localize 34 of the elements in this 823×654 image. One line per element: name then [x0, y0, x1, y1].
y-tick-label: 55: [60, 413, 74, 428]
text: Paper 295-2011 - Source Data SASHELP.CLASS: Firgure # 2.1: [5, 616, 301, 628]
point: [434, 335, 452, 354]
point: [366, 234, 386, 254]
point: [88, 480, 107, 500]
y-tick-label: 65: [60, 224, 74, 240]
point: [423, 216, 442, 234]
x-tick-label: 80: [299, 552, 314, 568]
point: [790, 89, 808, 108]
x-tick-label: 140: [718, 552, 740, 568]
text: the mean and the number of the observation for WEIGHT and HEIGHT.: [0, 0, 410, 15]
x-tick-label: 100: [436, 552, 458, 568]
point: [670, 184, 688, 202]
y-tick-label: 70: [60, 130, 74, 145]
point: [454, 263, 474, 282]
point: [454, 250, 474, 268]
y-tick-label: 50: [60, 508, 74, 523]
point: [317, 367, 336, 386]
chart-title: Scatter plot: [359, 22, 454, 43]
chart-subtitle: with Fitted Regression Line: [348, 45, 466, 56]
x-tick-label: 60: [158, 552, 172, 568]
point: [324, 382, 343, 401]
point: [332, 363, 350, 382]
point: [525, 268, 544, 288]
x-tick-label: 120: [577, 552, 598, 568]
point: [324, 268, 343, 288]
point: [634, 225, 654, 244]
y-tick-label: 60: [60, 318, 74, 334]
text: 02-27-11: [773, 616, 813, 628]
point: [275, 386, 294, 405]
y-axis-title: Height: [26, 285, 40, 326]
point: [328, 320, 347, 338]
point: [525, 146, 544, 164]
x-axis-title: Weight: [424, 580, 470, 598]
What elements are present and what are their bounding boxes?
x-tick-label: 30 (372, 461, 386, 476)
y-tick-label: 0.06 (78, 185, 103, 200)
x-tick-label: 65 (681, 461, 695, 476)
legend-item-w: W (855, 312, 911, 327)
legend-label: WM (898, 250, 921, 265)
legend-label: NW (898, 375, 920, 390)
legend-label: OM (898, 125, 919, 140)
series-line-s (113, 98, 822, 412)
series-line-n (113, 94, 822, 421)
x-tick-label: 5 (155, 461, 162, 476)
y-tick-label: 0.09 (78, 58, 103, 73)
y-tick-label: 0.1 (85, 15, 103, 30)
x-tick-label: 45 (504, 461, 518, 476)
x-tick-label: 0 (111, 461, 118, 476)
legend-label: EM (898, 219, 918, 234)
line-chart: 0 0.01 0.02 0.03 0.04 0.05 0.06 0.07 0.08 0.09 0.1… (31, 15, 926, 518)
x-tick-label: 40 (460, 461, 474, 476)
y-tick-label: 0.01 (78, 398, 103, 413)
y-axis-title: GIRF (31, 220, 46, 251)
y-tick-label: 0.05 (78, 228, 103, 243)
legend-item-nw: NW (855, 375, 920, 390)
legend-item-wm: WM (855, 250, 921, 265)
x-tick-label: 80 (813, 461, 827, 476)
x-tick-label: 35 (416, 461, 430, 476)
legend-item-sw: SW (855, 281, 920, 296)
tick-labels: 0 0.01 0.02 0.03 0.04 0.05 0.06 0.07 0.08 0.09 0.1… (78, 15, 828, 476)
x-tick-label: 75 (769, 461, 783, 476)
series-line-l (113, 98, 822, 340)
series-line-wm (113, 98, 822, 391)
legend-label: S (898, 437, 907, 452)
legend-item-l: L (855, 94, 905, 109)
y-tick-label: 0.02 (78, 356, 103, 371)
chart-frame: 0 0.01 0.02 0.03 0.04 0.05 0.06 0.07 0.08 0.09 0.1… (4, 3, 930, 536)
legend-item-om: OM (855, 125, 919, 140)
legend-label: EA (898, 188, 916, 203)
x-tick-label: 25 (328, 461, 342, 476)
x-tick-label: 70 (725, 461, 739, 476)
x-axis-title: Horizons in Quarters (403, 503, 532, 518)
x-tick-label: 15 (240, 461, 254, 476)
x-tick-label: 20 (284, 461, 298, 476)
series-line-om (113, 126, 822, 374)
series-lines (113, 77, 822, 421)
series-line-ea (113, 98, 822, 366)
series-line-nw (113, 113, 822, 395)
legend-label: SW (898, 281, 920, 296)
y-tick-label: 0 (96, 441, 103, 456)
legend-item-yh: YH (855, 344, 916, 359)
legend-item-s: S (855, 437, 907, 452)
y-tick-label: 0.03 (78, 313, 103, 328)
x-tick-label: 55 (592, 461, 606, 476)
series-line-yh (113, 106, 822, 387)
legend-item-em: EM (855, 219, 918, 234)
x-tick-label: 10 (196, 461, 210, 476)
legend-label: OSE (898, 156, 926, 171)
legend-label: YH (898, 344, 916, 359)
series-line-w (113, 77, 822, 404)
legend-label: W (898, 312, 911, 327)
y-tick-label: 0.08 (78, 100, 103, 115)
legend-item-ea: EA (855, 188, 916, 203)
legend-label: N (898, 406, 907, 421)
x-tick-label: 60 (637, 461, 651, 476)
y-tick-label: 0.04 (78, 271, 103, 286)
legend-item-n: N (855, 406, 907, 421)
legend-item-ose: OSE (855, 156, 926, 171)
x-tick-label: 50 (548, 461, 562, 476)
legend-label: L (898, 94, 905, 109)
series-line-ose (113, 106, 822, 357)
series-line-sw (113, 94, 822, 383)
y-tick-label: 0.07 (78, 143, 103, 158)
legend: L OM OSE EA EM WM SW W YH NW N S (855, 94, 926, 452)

• • • •

** What needs to be done **
Repeat all of the material above, keeping every line the same.

** Response to the task **
localize 34 of the elements in this 823×654 image. One line per element: name then [x0, y0, x1, y1].
y-tick-label: 55: [60, 413, 74, 428]
text: Paper 295-2011 - Source Data SASHELP.CLASS: Firgure # 2.1: [5, 616, 301, 628]
point: [434, 335, 452, 354]
point: [366, 234, 386, 254]
point: [88, 480, 107, 500]
y-tick-label: 65: [60, 224, 74, 240]
point: [423, 216, 442, 234]
x-tick-label: 80: [299, 552, 314, 568]
point: [790, 89, 808, 108]
x-tick-label: 140: [718, 552, 740, 568]
text: the mean and the number of the observation for WEIGHT and HEIGHT.: [0, 0, 410, 15]
x-tick-label: 100: [436, 552, 458, 568]
point: [670, 184, 688, 202]
y-tick-label: 70: [60, 130, 74, 145]
point: [454, 263, 474, 282]
point: [454, 250, 474, 268]
y-tick-label: 50: [60, 508, 74, 523]
point: [317, 367, 336, 386]
chart-title: Scatter plot: [359, 22, 454, 43]
chart-subtitle: with Fitted Regression Line: [348, 45, 466, 56]
x-tick-label: 60: [158, 552, 172, 568]
point: [324, 382, 343, 401]
point: [332, 363, 350, 382]
point: [525, 268, 544, 288]
x-tick-label: 120: [577, 552, 598, 568]
point: [324, 268, 343, 288]
point: [634, 225, 654, 244]
y-tick-label: 60: [60, 318, 74, 334]
text: 02-27-11: [773, 616, 813, 628]
point: [275, 386, 294, 405]
y-axis-title: Height: [26, 285, 40, 326]
point: [328, 320, 347, 338]
point: [525, 146, 544, 164]
x-axis-title: Weight: [424, 580, 470, 598]
What elements are present and what are their bounding boxes?
x-tick-label: 30 (372, 461, 386, 476)
y-tick-label: 0.06 (78, 185, 103, 200)
x-tick-label: 65 (681, 461, 695, 476)
legend-item-w: W (855, 312, 911, 327)
legend-label: WM (898, 250, 921, 265)
legend-label: NW (898, 375, 920, 390)
legend-label: OM (898, 125, 919, 140)
series-line-s (113, 98, 822, 412)
series-line-n (113, 94, 822, 421)
x-tick-label: 5 (155, 461, 162, 476)
y-tick-label: 0.09 (78, 58, 103, 73)
y-tick-label: 0.1 (85, 15, 103, 30)
x-tick-label: 45 (504, 461, 518, 476)
x-tick-label: 0 (111, 461, 118, 476)
legend-label: EM (898, 219, 918, 234)
line-chart: 0 0.01 0.02 0.03 0.04 0.05 0.06 0.07 0.08 0.09 0.1… (31, 15, 926, 518)
x-tick-label: 40 (460, 461, 474, 476)
y-tick-label: 0.01 (78, 398, 103, 413)
y-axis-title: GIRF (31, 220, 46, 251)
y-tick-label: 0.05 (78, 228, 103, 243)
legend-item-nw: NW (855, 375, 920, 390)
legend-item-wm: WM (855, 250, 921, 265)
x-tick-label: 80 (813, 461, 827, 476)
x-tick-label: 35 (416, 461, 430, 476)
legend-item-sw: SW (855, 281, 920, 296)
tick-labels: 0 0.01 0.02 0.03 0.04 0.05 0.06 0.07 0.08 0.09 0.1… (78, 15, 828, 476)
x-tick-label: 75 (769, 461, 783, 476)
series-line-l (113, 98, 822, 340)
series-line-wm (113, 98, 822, 391)
legend-label: S (898, 437, 907, 452)
legend-item-l: L (855, 94, 905, 109)
y-tick-label: 0.02 (78, 356, 103, 371)
chart-frame: 0 0.01 0.02 0.03 0.04 0.05 0.06 0.07 0.08 0.09 0.1… (4, 3, 930, 536)
legend-item-om: OM (855, 125, 919, 140)
legend-label: EA (898, 188, 916, 203)
x-tick-label: 25 (328, 461, 342, 476)
x-tick-label: 70 (725, 461, 739, 476)
x-axis-title: Horizons in Quarters (403, 503, 532, 518)
x-tick-label: 15 (240, 461, 254, 476)
x-tick-label: 20 (284, 461, 298, 476)
series-line-om (113, 126, 822, 374)
series-lines (113, 77, 822, 421)
series-line-ea (113, 98, 822, 366)
series-line-nw (113, 113, 822, 395)
legend-label: SW (898, 281, 920, 296)
y-tick-label: 0 (96, 441, 103, 456)
legend-item-yh: YH (855, 344, 916, 359)
legend-item-s: S (855, 437, 907, 452)
y-tick-label: 0.03 (78, 313, 103, 328)
x-tick-label: 55 (592, 461, 606, 476)
series-line-yh (113, 106, 822, 387)
legend-item-em: EM (855, 219, 918, 234)
x-tick-label: 10 (196, 461, 210, 476)
legend-label: OSE (898, 156, 926, 171)
legend-label: YH (898, 344, 916, 359)
series-line-w (113, 77, 822, 404)
legend-label: W (898, 312, 911, 327)
y-tick-label: 0.08 (78, 100, 103, 115)
legend-item-ea: EA (855, 188, 916, 203)
legend-label: N (898, 406, 907, 421)
x-tick-label: 60 (637, 461, 651, 476)
y-tick-label: 0.04 (78, 271, 103, 286)
legend-item-n: N (855, 406, 907, 421)
legend-item-ose: OSE (855, 156, 926, 171)
x-tick-label: 50 (548, 461, 562, 476)
legend-label: L (898, 94, 905, 109)
series-line-ose (113, 106, 822, 357)
series-line-sw (113, 94, 822, 383)
y-tick-label: 0.07 (78, 143, 103, 158)
legend: L OM OSE EA EM WM SW W YH NW N S (855, 94, 926, 452)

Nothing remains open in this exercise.